[Dataset entries on figures]
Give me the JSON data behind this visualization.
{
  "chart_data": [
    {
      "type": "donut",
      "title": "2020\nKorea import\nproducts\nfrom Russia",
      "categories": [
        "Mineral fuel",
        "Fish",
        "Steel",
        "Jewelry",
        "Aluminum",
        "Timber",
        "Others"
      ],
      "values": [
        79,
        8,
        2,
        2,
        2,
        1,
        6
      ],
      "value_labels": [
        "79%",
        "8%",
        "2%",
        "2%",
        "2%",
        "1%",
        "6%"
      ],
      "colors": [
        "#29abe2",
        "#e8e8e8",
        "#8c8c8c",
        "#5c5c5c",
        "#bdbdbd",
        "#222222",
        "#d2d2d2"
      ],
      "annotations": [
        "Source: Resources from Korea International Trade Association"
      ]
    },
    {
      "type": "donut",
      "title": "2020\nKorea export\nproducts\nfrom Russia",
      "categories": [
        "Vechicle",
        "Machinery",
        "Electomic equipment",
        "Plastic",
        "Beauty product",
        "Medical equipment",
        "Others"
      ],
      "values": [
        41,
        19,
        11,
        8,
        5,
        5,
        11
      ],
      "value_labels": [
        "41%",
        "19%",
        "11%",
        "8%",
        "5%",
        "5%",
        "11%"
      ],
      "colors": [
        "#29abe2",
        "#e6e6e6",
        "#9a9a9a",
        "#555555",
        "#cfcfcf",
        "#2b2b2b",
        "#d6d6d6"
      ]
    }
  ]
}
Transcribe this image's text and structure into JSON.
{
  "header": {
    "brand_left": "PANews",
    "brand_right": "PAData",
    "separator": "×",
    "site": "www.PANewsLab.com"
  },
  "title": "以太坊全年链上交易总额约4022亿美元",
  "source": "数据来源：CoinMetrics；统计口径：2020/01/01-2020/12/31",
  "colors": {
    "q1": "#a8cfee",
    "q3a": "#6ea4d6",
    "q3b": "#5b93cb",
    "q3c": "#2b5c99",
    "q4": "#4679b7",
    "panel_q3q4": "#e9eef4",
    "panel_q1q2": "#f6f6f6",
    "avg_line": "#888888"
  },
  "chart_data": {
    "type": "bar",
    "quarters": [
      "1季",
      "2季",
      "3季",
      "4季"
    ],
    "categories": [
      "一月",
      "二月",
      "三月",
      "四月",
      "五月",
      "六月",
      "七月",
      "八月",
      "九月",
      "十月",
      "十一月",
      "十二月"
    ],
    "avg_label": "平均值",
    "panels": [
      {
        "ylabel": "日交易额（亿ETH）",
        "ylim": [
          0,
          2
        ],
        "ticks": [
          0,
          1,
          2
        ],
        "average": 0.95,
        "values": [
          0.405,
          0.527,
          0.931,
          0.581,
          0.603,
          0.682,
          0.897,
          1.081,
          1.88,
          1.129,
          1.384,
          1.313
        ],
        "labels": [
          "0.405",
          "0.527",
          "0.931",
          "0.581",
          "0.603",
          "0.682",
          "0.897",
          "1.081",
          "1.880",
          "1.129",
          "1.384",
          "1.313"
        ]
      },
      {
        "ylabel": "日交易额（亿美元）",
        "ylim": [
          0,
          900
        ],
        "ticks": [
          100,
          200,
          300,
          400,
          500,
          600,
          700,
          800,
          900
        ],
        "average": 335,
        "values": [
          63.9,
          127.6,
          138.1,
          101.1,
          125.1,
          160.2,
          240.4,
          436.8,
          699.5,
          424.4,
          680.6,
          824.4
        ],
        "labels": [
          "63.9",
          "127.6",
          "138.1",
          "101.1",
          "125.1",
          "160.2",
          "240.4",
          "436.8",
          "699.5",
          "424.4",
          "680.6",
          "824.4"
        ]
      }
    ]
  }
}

### Aim
In the lines above, find each one with "this" and list it.

### The output
Give me the JSON data behind this visualization.
Transcribe this image's text and structure into JSON.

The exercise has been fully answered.